■ **Aim**: Copy out the listing that follows, exact in every word, and skip the images.

■ **Stored entries**:
+ + + + +

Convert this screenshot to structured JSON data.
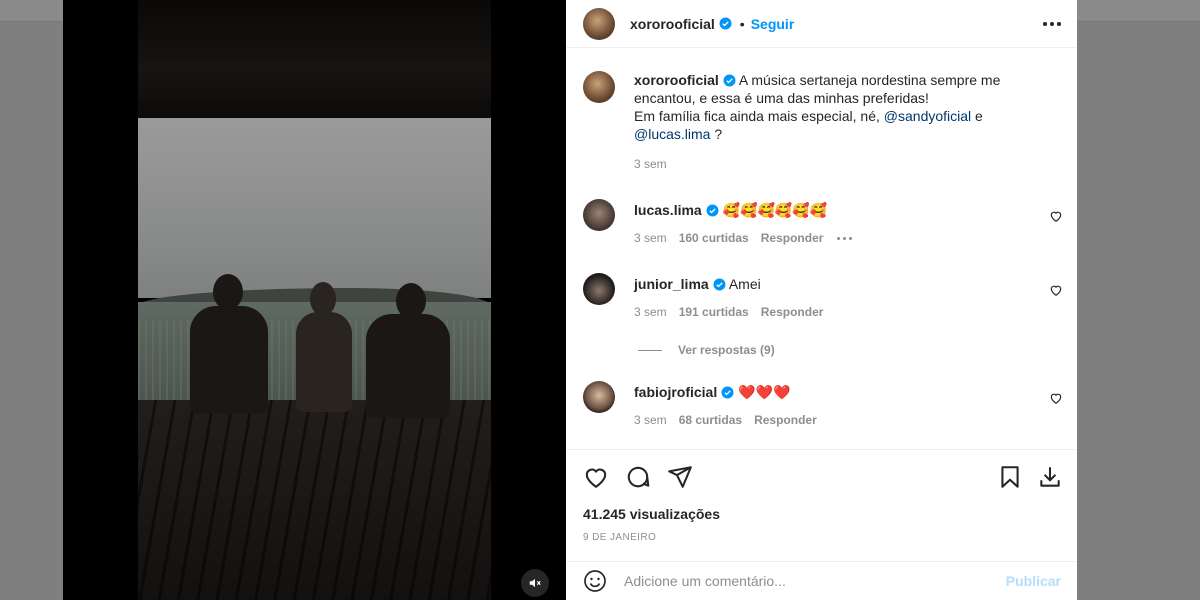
{
  "post": {
    "author": "xororooficial",
    "follow_label": "Seguir",
    "separator": "•",
    "caption_text": "A música sertaneja nordestina sempre me encantou, e essa é uma das minhas preferidas!",
    "caption_line2_prefix": "Em família fica ainda mais especial, né,",
    "mention1": "@sandyoficial",
    "caption_connector": "e",
    "mention2": "@lucas.lima",
    "caption_suffix": "?",
    "caption_time": "3 sem"
  },
  "comments": [
    {
      "username": "lucas.lima",
      "text": "🥰🥰🥰🥰🥰🥰",
      "time": "3 sem",
      "likes": "160 curtidas",
      "reply_label": "Responder"
    },
    {
      "username": "junior_lima",
      "text": "Amei",
      "time": "3 sem",
      "likes": "191 curtidas",
      "reply_label": "Responder"
    },
    {
      "username": "fabiojroficial",
      "text": "❤️❤️❤️",
      "time": "3 sem",
      "likes": "68 curtidas",
      "reply_label": "Responder"
    }
  ],
  "view_replies": "Ver respostas (9)",
  "stats": {
    "views": "41.245 visualizações",
    "date": "9 DE JANEIRO"
  },
  "comment_box": {
    "placeholder": "Adicione um comentário...",
    "publish_label": "Publicar"
  },
  "icons": {
    "verified": "verified-badge-icon",
    "more": "more-options-icon",
    "like": "heart-icon",
    "comment": "comment-bubble-icon",
    "share": "paper-plane-icon",
    "save": "bookmark-icon",
    "download": "download-icon",
    "emoji": "emoji-smiley-icon",
    "mute": "speaker-muted-icon"
  },
  "colors": {
    "accent": "#0095f6",
    "publish_disabled": "#b2dffc",
    "text": "#262626",
    "secondary": "#8e8e8e",
    "mention": "#00376b"
  }
}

+ + + + +

■ **Written solution**:
Convert this screenshot to structured JSON data.
{
  "post": {
    "author": "xororooficial",
    "follow_label": "Seguir",
    "separator": "•",
    "caption_text": "A música sertaneja nordestina sempre me encantou, e essa é uma das minhas preferidas!",
    "caption_line2_prefix": "Em família fica ainda mais especial, né,",
    "mention1": "@sandyoficial",
    "caption_connector": "e",
    "mention2": "@lucas.lima",
    "caption_suffix": "?",
    "caption_time": "3 sem"
  },
  "comments": [
    {
      "username": "lucas.lima",
      "text": "🥰🥰🥰🥰🥰🥰",
      "time": "3 sem",
      "likes": "160 curtidas",
      "reply_label": "Responder"
    },
    {
      "username": "junior_lima",
      "text": "Amei",
      "time": "3 sem",
      "likes": "191 curtidas",
      "reply_label": "Responder"
    },
    {
      "username": "fabiojroficial",
      "text": "❤️❤️❤️",
      "time": "3 sem",
      "likes": "68 curtidas",
      "reply_label": "Responder"
    }
  ],
  "view_replies": "Ver respostas (9)",
  "stats": {
    "views": "41.245 visualizações",
    "date": "9 DE JANEIRO"
  },
  "comment_box": {
    "placeholder": "Adicione um comentário...",
    "publish_label": "Publicar"
  },
  "icons": {
    "verified": "verified-badge-icon",
    "more": "more-options-icon",
    "like": "heart-icon",
    "comment": "comment-bubble-icon",
    "share": "paper-plane-icon",
    "save": "bookmark-icon",
    "download": "download-icon",
    "emoji": "emoji-smiley-icon",
    "mute": "speaker-muted-icon"
  },
  "colors": {
    "accent": "#0095f6",
    "publish_disabled": "#b2dffc",
    "text": "#262626",
    "secondary": "#8e8e8e",
    "mention": "#00376b"
  }
}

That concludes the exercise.